--- Task prompt ---
Copy out the entries below precisely; nothing is to be omitted.
"""
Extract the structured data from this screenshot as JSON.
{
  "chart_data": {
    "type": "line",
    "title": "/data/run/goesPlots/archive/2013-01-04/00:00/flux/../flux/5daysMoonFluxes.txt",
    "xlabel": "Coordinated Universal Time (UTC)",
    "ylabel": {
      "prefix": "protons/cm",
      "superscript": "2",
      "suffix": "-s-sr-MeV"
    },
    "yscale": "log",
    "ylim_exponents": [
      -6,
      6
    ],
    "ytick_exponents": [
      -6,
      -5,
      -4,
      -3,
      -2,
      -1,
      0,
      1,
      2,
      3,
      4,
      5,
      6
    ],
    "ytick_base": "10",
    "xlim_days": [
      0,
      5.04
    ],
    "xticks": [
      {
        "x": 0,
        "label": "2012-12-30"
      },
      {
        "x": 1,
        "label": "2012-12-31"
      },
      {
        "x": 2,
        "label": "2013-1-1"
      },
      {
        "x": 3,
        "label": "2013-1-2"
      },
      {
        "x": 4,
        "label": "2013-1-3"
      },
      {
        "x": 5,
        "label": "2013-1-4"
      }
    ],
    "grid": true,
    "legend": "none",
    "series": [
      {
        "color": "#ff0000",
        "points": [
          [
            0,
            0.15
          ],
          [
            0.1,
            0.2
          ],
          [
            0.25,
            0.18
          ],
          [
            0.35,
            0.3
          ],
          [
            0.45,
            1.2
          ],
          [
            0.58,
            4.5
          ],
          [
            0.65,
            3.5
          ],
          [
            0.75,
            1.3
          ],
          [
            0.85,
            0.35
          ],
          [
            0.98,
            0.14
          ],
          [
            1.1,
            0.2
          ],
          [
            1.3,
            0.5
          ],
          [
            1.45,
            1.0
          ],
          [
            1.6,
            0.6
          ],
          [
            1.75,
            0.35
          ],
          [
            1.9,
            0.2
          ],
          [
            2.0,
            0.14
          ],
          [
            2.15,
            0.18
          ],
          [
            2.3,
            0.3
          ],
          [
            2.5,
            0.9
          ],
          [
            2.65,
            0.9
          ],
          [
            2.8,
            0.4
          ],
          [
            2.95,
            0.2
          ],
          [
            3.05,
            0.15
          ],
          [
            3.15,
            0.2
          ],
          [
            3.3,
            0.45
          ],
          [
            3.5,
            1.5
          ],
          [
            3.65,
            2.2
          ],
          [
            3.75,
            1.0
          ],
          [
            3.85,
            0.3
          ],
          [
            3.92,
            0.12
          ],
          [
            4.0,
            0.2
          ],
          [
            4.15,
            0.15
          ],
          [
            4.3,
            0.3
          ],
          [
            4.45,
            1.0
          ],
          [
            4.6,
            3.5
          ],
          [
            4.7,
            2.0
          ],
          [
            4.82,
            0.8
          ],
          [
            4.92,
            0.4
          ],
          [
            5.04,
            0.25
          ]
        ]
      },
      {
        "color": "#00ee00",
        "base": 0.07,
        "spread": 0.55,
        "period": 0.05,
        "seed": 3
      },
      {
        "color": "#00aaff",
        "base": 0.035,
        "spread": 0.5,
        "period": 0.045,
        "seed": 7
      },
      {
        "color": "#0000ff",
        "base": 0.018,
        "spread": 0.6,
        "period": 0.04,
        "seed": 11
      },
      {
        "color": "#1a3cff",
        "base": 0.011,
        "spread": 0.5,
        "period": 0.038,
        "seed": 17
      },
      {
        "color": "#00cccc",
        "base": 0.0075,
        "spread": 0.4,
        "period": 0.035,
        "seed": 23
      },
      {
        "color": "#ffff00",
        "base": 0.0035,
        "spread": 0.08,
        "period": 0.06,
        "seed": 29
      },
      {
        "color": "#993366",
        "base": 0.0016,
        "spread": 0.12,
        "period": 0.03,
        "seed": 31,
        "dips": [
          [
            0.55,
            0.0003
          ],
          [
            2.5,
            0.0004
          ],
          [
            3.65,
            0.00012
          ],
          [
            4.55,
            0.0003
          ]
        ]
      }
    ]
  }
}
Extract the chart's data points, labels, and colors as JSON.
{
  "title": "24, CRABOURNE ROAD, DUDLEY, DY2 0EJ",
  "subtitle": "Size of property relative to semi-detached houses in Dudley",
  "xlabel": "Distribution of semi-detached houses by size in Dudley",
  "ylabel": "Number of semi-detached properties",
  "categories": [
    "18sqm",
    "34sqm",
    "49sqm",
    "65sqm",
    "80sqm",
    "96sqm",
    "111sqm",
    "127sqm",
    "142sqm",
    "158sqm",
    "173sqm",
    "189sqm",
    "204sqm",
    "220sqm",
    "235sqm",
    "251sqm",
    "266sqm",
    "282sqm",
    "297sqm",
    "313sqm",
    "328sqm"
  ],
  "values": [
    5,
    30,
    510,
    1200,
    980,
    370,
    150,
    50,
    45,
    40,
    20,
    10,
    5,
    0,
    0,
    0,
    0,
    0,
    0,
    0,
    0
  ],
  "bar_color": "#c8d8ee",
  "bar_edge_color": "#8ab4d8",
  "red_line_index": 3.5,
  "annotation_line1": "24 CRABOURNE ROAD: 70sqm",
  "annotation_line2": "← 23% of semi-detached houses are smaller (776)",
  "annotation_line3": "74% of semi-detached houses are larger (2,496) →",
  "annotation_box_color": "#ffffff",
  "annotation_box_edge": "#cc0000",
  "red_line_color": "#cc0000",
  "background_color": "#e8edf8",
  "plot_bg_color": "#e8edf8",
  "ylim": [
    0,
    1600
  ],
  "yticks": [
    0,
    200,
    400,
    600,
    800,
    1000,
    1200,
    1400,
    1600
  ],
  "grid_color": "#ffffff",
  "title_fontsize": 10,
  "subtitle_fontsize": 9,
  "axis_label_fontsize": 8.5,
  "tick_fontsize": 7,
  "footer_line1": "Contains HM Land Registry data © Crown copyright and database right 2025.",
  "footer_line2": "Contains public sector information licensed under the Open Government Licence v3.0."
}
"""
--- Solution ---
Extract the structured data from this screenshot as JSON.
{
  "chart_data": {
    "type": "line",
    "title": "/data/run/goesPlots/archive/2013-01-04/00:00/flux/../flux/5daysMoonFluxes.txt",
    "xlabel": "Coordinated Universal Time (UTC)",
    "ylabel": {
      "prefix": "protons/cm",
      "superscript": "2",
      "suffix": "-s-sr-MeV"
    },
    "yscale": "log",
    "ylim_exponents": [
      -6,
      6
    ],
    "ytick_exponents": [
      -6,
      -5,
      -4,
      -3,
      -2,
      -1,
      0,
      1,
      2,
      3,
      4,
      5,
      6
    ],
    "ytick_base": "10",
    "xlim_days": [
      0,
      5.04
    ],
    "xticks": [
      {
        "x": 0,
        "label": "2012-12-30"
      },
      {
        "x": 1,
        "label": "2012-12-31"
      },
      {
        "x": 2,
        "label": "2013-1-1"
      },
      {
        "x": 3,
        "label": "2013-1-2"
      },
      {
        "x": 4,
        "label": "2013-1-3"
      },
      {
        "x": 5,
        "label": "2013-1-4"
      }
    ],
    "grid": true,
    "legend": "none",
    "series": [
      {
        "color": "#ff0000",
        "points": [
          [
            0,
            0.15
          ],
          [
            0.1,
            0.2
          ],
          [
            0.25,
            0.18
          ],
          [
            0.35,
            0.3
          ],
          [
            0.45,
            1.2
          ],
          [
            0.58,
            4.5
          ],
          [
            0.65,
            3.5
          ],
          [
            0.75,
            1.3
          ],
          [
            0.85,
            0.35
          ],
          [
            0.98,
            0.14
          ],
          [
            1.1,
            0.2
          ],
          [
            1.3,
            0.5
          ],
          [
            1.45,
            1.0
          ],
          [
            1.6,
            0.6
          ],
          [
            1.75,
            0.35
          ],
          [
            1.9,
            0.2
          ],
          [
            2.0,
            0.14
          ],
          [
            2.15,
            0.18
          ],
          [
            2.3,
            0.3
          ],
          [
            2.5,
            0.9
          ],
          [
            2.65,
            0.9
          ],
          [
            2.8,
            0.4
          ],
          [
            2.95,
            0.2
          ],
          [
            3.05,
            0.15
          ],
          [
            3.15,
            0.2
          ],
          [
            3.3,
            0.45
          ],
          [
            3.5,
            1.5
          ],
          [
            3.65,
            2.2
          ],
          [
            3.75,
            1.0
          ],
          [
            3.85,
            0.3
          ],
          [
            3.92,
            0.12
          ],
          [
            4.0,
            0.2
          ],
          [
            4.15,
            0.15
          ],
          [
            4.3,
            0.3
          ],
          [
            4.45,
            1.0
          ],
          [
            4.6,
            3.5
          ],
          [
            4.7,
            2.0
          ],
          [
            4.82,
            0.8
          ],
          [
            4.92,
            0.4
          ],
          [
            5.04,
            0.25
          ]
        ]
      },
      {
        "color": "#00ee00",
        "base": 0.07,
        "spread": 0.55,
        "period": 0.05,
        "seed": 3
      },
      {
        "color": "#00aaff",
        "base": 0.035,
        "spread": 0.5,
        "period": 0.045,
        "seed": 7
      },
      {
        "color": "#0000ff",
        "base": 0.018,
        "spread": 0.6,
        "period": 0.04,
        "seed": 11
      },
      {
        "color": "#1a3cff",
        "base": 0.011,
        "spread": 0.5,
        "period": 0.038,
        "seed": 17
      },
      {
        "color": "#00cccc",
        "base": 0.0075,
        "spread": 0.4,
        "period": 0.035,
        "seed": 23
      },
      {
        "color": "#ffff00",
        "base": 0.0035,
        "spread": 0.08,
        "period": 0.06,
        "seed": 29
      },
      {
        "color": "#993366",
        "base": 0.0016,
        "spread": 0.12,
        "period": 0.03,
        "seed": 31,
        "dips": [
          [
            0.55,
            0.0003
          ],
          [
            2.5,
            0.0004
          ],
          [
            3.65,
            0.00012
          ],
          [
            4.55,
            0.0003
          ]
        ]
      }
    ]
  }
}
Extract the chart's data points, labels, and colors as JSON.
{
  "title": "24, CRABOURNE ROAD, DUDLEY, DY2 0EJ",
  "subtitle": "Size of property relative to semi-detached houses in Dudley",
  "xlabel": "Distribution of semi-detached houses by size in Dudley",
  "ylabel": "Number of semi-detached properties",
  "categories": [
    "18sqm",
    "34sqm",
    "49sqm",
    "65sqm",
    "80sqm",
    "96sqm",
    "111sqm",
    "127sqm",
    "142sqm",
    "158sqm",
    "173sqm",
    "189sqm",
    "204sqm",
    "220sqm",
    "235sqm",
    "251sqm",
    "266sqm",
    "282sqm",
    "297sqm",
    "313sqm",
    "328sqm"
  ],
  "values": [
    5,
    30,
    510,
    1200,
    980,
    370,
    150,
    50,
    45,
    40,
    20,
    10,
    5,
    0,
    0,
    0,
    0,
    0,
    0,
    0,
    0
  ],
  "bar_color": "#c8d8ee",
  "bar_edge_color": "#8ab4d8",
  "red_line_index": 3.5,
  "annotation_line1": "24 CRABOURNE ROAD: 70sqm",
  "annotation_line2": "← 23% of semi-detached houses are smaller (776)",
  "annotation_line3": "74% of semi-detached houses are larger (2,496) →",
  "annotation_box_color": "#ffffff",
  "annotation_box_edge": "#cc0000",
  "red_line_color": "#cc0000",
  "background_color": "#e8edf8",
  "plot_bg_color": "#e8edf8",
  "ylim": [
    0,
    1600
  ],
  "yticks": [
    0,
    200,
    400,
    600,
    800,
    1000,
    1200,
    1400,
    1600
  ],
  "grid_color": "#ffffff",
  "title_fontsize": 10,
  "subtitle_fontsize": 9,
  "axis_label_fontsize": 8.5,
  "tick_fontsize": 7,
  "footer_line1": "Contains HM Land Registry data © Crown copyright and database right 2025.",
  "footer_line2": "Contains public sector information licensed under the Open Government Licence v3.0."
}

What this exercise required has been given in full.